__What is being asked__. Identify and reproduce every line holding the string "screenshot".

__Exercise material__.
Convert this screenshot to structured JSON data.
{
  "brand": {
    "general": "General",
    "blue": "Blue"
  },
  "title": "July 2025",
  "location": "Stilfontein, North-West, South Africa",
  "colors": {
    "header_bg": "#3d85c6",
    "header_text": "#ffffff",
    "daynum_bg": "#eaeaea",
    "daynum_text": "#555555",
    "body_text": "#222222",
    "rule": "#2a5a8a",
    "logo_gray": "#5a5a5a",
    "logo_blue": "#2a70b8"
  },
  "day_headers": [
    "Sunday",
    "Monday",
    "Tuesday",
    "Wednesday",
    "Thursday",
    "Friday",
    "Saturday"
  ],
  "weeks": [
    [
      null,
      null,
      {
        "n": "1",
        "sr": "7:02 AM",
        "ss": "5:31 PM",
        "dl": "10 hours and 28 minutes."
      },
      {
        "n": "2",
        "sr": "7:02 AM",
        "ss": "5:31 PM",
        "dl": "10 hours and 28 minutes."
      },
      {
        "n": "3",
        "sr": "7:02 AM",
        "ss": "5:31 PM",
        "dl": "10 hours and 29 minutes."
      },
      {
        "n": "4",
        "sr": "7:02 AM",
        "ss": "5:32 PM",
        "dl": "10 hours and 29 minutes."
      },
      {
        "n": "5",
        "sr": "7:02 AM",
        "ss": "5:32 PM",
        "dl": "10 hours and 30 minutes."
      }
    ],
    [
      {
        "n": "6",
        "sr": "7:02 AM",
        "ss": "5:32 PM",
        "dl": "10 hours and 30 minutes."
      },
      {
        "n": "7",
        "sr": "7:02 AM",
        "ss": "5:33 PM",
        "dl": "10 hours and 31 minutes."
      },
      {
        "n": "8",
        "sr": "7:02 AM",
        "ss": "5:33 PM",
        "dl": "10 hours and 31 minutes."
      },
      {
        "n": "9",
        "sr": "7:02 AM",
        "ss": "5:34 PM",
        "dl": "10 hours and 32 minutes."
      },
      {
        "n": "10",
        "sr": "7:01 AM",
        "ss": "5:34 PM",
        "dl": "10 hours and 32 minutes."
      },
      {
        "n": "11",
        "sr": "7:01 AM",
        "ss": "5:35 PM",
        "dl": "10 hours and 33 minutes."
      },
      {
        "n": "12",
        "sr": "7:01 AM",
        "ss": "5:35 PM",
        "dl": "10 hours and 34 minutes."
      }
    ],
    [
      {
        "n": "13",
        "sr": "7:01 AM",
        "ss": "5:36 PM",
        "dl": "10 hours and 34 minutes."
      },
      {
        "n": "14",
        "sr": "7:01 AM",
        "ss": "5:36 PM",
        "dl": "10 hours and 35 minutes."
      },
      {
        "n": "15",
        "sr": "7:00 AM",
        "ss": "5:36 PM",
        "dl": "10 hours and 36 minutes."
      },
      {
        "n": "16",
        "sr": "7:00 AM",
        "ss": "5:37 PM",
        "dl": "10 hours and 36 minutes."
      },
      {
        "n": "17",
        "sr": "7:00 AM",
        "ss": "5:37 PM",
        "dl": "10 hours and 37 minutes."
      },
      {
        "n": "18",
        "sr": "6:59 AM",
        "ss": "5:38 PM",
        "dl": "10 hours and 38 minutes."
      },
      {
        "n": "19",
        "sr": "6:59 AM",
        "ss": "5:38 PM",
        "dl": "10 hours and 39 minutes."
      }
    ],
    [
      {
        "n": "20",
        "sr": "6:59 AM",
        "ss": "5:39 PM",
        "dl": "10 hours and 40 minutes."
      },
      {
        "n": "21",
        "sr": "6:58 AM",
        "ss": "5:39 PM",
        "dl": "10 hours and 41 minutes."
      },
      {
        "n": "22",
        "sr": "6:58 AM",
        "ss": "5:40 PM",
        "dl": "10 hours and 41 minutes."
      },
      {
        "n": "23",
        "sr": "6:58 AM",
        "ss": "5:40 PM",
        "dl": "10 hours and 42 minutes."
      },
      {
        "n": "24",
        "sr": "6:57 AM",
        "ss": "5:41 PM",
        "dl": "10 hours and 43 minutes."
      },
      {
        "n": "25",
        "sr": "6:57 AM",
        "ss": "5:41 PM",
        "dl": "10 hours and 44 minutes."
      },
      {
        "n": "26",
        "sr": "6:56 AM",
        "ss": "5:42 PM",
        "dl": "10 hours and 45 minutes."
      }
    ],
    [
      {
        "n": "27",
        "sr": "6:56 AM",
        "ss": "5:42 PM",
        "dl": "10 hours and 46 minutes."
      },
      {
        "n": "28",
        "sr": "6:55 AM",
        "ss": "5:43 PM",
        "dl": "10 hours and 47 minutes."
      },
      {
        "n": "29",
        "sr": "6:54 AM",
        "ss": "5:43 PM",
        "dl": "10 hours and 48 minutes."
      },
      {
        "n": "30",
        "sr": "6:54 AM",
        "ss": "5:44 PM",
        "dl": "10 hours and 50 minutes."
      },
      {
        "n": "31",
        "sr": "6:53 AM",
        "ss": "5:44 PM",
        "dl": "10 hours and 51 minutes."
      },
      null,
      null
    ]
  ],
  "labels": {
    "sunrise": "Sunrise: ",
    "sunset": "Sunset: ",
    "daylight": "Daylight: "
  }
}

==

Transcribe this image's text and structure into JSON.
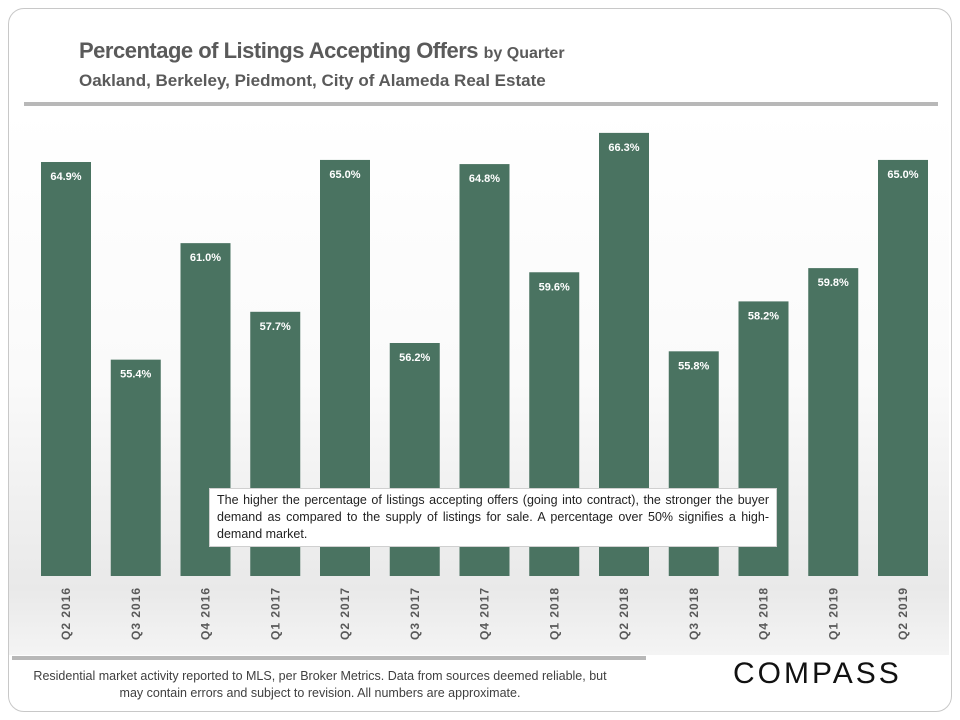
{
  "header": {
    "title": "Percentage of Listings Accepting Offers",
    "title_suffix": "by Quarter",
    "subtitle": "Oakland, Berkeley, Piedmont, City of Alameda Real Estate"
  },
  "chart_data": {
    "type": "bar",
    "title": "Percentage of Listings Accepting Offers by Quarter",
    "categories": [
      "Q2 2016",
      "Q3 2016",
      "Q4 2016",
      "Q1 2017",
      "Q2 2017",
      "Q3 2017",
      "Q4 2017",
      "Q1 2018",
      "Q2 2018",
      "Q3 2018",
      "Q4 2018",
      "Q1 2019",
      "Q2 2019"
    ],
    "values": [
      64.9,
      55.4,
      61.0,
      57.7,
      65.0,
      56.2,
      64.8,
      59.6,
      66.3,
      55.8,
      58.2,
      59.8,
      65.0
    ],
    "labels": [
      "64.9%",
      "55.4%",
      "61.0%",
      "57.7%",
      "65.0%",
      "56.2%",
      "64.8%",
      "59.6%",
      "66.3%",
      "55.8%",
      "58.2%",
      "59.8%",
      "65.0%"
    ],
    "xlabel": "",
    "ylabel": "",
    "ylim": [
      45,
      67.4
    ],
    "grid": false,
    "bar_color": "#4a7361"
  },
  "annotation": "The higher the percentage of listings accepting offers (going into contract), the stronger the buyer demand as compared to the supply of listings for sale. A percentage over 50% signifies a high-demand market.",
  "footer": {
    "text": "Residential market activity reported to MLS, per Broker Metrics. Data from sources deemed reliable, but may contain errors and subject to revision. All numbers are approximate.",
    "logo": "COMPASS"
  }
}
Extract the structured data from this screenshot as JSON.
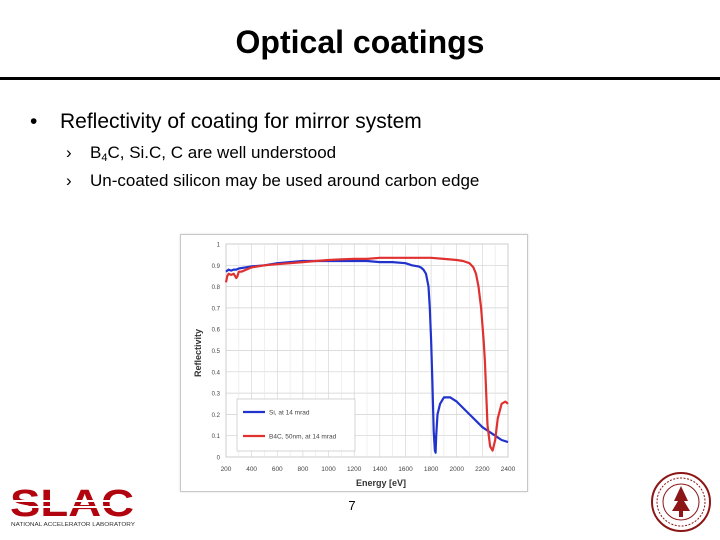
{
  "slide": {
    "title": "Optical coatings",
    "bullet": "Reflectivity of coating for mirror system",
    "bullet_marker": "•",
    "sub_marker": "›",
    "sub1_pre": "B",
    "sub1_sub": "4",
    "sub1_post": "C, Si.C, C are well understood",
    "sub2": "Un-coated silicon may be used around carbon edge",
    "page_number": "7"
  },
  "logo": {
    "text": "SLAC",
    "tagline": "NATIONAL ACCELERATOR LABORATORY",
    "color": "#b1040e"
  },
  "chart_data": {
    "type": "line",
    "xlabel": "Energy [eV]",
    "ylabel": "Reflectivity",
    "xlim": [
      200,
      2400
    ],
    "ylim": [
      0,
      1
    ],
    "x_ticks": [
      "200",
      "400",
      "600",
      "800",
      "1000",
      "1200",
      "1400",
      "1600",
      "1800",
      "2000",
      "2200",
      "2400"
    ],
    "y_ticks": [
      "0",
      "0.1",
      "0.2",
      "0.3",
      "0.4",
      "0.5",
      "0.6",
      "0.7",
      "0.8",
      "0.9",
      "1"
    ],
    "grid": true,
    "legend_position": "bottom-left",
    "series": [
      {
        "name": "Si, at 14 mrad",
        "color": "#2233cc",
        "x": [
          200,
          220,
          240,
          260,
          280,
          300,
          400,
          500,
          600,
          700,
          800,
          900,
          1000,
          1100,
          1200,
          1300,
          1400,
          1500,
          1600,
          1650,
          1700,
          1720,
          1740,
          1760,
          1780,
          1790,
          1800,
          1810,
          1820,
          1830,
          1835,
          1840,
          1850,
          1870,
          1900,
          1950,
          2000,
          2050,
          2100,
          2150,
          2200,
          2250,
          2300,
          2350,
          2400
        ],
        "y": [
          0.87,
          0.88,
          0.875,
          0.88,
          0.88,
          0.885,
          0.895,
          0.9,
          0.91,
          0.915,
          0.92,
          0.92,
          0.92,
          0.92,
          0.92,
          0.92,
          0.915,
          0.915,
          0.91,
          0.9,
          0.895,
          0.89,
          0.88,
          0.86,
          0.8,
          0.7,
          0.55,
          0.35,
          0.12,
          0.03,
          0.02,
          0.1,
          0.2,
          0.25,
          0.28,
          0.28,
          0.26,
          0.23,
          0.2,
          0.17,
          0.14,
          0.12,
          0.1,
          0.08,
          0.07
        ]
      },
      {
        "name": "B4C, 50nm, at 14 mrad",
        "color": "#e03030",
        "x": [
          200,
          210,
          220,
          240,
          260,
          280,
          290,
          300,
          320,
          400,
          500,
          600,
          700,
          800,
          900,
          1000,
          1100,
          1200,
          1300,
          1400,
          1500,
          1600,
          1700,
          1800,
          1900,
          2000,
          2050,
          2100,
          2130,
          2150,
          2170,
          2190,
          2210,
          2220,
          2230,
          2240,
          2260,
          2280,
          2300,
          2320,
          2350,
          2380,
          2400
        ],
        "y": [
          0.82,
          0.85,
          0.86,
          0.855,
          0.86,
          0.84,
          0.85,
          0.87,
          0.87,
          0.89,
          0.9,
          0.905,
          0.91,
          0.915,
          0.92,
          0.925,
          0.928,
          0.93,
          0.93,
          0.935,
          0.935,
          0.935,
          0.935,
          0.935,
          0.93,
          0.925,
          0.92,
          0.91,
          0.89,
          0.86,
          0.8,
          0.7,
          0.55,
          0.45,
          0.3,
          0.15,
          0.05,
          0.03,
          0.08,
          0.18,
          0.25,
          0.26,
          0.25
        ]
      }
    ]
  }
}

__Task output__.
Convert this screenshot to structured JSON data.
Extract the structured data from this screenshot as JSON.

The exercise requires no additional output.